## WHAT IS BEING ASKED
Reproduce all the items below line for line, without any changes, and leave the pictures out of your answer.

begin DATASET ENTRIES

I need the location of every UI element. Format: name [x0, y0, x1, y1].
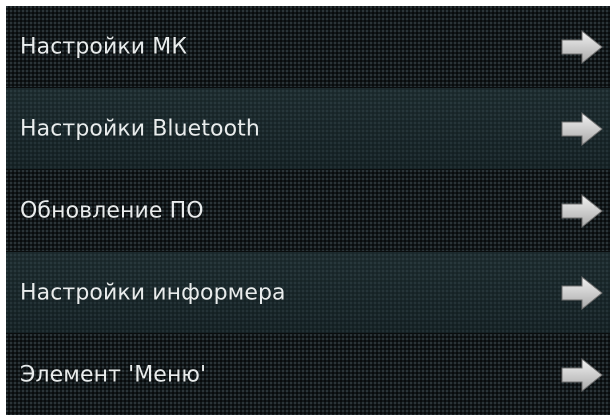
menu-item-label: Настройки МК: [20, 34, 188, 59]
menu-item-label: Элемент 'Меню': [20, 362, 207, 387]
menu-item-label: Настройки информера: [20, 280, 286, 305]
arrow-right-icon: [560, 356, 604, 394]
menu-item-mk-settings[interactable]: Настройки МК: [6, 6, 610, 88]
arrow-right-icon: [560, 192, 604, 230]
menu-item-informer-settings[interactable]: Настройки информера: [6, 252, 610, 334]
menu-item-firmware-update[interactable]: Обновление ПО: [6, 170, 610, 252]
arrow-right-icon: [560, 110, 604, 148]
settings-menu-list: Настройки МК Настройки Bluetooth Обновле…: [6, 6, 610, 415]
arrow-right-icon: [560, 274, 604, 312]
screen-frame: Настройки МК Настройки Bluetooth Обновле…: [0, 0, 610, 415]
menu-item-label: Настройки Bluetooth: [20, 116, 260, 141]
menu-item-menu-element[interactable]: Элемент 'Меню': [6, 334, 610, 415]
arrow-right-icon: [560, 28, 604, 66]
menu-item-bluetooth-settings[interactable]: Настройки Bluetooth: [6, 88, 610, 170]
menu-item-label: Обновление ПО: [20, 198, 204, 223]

end DATASET ENTRIES

## SOLUTION TO THE PROBLEM
I need the location of every UI element. Format: name [x0, y0, x1, y1].
menu-item-label: Настройки МК: [20, 34, 188, 59]
menu-item-label: Элемент 'Меню': [20, 362, 207, 387]
menu-item-label: Настройки информера: [20, 280, 286, 305]
arrow-right-icon: [560, 356, 604, 394]
menu-item-mk-settings[interactable]: Настройки МК: [6, 6, 610, 88]
arrow-right-icon: [560, 192, 604, 230]
menu-item-informer-settings[interactable]: Настройки информера: [6, 252, 610, 334]
menu-item-firmware-update[interactable]: Обновление ПО: [6, 170, 610, 252]
arrow-right-icon: [560, 110, 604, 148]
settings-menu-list: Настройки МК Настройки Bluetooth Обновле…: [6, 6, 610, 415]
arrow-right-icon: [560, 274, 604, 312]
screen-frame: Настройки МК Настройки Bluetooth Обновле…: [0, 0, 610, 415]
menu-item-label: Настройки Bluetooth: [20, 116, 260, 141]
menu-item-menu-element[interactable]: Элемент 'Меню': [6, 334, 610, 415]
arrow-right-icon: [560, 28, 604, 66]
menu-item-bluetooth-settings[interactable]: Настройки Bluetooth: [6, 88, 610, 170]
menu-item-label: Обновление ПО: [20, 198, 204, 223]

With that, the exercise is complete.